Exercise prompt »
Find how many lines in the material contain "true"; your answer should be that number alone.
+++ Excerpted records
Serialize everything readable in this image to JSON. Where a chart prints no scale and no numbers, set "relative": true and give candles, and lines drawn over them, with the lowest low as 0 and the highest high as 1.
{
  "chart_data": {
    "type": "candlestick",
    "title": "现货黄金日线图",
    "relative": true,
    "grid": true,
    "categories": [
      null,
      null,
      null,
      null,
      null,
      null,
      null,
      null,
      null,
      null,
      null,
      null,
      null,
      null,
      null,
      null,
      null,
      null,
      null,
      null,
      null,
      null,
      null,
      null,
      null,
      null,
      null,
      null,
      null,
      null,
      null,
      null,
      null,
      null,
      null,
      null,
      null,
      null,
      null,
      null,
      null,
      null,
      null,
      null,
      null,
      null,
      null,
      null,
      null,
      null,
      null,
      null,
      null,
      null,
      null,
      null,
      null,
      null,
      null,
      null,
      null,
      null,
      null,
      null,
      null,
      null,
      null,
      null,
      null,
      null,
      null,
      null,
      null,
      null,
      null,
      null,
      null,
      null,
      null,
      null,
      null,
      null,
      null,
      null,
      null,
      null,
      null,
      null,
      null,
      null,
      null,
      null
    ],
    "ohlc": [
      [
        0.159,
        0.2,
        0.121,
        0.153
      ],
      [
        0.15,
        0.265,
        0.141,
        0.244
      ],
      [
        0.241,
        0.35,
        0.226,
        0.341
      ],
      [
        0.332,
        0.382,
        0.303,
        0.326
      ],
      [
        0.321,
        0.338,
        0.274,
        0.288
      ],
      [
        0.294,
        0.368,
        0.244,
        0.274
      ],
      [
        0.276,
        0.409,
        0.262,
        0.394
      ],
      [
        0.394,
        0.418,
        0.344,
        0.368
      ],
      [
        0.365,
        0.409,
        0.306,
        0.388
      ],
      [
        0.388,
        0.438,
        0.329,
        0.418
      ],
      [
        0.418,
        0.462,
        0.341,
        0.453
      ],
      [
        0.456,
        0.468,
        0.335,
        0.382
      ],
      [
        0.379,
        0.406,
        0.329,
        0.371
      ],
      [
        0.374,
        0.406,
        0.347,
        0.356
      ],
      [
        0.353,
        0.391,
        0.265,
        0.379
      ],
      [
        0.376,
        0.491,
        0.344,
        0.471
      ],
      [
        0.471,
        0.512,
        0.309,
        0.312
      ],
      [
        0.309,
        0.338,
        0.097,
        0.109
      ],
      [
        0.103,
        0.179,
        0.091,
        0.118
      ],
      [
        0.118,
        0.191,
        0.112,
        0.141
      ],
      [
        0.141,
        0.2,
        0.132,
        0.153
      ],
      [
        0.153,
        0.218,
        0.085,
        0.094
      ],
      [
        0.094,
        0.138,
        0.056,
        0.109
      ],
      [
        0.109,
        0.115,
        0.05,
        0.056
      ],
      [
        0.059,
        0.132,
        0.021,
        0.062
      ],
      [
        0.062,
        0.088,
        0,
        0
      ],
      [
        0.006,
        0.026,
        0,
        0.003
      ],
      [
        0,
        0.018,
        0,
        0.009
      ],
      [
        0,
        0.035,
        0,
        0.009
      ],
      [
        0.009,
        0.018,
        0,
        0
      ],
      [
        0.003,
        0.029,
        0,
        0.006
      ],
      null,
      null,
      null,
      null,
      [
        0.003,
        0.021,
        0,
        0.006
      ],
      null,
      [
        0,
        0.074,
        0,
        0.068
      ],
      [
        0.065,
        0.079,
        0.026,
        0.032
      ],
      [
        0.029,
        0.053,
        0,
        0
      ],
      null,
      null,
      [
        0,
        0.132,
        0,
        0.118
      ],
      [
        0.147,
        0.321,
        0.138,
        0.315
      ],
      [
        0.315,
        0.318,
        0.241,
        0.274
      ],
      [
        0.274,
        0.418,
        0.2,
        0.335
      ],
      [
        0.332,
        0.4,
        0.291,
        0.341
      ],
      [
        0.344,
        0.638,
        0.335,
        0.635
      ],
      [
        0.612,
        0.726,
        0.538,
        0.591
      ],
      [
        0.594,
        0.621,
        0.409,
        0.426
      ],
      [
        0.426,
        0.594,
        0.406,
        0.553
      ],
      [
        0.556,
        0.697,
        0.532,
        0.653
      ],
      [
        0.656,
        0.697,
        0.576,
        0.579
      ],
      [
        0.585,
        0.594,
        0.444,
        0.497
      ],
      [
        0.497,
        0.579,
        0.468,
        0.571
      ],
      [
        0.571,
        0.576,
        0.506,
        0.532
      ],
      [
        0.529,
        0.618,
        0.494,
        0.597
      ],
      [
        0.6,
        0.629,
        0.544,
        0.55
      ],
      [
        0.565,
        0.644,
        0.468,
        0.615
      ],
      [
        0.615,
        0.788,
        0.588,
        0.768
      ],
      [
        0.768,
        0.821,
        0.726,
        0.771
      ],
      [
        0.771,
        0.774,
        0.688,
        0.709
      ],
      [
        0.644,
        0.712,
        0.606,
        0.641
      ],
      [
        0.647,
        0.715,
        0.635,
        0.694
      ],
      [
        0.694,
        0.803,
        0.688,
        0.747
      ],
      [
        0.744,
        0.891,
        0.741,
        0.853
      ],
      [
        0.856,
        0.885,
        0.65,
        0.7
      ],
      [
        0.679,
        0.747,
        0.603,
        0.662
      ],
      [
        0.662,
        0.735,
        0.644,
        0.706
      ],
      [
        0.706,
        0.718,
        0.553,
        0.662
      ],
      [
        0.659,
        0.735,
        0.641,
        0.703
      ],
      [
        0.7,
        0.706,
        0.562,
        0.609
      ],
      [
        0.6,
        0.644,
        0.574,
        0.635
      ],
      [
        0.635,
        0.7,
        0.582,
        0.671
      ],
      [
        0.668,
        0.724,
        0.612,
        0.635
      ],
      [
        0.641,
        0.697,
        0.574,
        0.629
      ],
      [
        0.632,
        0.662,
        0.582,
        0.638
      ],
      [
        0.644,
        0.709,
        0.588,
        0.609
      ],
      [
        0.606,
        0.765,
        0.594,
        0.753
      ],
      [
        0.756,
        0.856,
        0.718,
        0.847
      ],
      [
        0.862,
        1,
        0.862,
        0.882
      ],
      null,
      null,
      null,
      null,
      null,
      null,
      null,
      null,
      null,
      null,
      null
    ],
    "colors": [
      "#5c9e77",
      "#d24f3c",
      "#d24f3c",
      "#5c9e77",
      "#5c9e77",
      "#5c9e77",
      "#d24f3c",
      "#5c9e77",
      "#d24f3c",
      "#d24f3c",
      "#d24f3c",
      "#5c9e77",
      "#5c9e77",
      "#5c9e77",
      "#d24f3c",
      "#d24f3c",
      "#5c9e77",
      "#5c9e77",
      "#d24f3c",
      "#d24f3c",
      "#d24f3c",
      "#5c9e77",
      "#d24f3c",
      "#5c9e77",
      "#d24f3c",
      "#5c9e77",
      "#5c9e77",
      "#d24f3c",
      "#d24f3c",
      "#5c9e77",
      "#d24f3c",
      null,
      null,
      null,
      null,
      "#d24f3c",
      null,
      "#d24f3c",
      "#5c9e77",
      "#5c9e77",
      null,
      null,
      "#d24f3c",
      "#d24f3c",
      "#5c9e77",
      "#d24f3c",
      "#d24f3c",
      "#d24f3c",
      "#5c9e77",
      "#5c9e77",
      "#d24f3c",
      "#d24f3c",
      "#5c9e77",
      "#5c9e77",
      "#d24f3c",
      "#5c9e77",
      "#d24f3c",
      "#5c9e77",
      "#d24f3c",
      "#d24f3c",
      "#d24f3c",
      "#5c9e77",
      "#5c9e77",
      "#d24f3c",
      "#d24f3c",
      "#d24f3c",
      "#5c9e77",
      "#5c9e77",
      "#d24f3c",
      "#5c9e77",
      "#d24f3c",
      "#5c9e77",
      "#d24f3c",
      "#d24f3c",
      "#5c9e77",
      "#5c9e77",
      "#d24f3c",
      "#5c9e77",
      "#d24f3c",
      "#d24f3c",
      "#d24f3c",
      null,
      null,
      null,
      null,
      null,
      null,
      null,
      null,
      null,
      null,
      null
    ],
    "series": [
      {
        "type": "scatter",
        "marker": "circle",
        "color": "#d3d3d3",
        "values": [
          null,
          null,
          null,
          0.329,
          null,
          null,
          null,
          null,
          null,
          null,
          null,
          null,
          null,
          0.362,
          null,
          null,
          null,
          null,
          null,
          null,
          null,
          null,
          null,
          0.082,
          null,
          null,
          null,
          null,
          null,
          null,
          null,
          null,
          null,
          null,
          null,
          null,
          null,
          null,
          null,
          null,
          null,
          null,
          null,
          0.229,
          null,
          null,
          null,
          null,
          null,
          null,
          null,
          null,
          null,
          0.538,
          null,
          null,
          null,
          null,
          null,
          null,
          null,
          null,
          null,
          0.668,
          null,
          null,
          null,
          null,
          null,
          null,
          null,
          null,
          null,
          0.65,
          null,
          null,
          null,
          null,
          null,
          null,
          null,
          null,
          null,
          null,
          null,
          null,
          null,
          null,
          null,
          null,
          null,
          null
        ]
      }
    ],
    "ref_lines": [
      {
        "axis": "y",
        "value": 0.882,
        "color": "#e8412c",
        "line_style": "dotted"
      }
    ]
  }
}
++++++
Result of the task »
3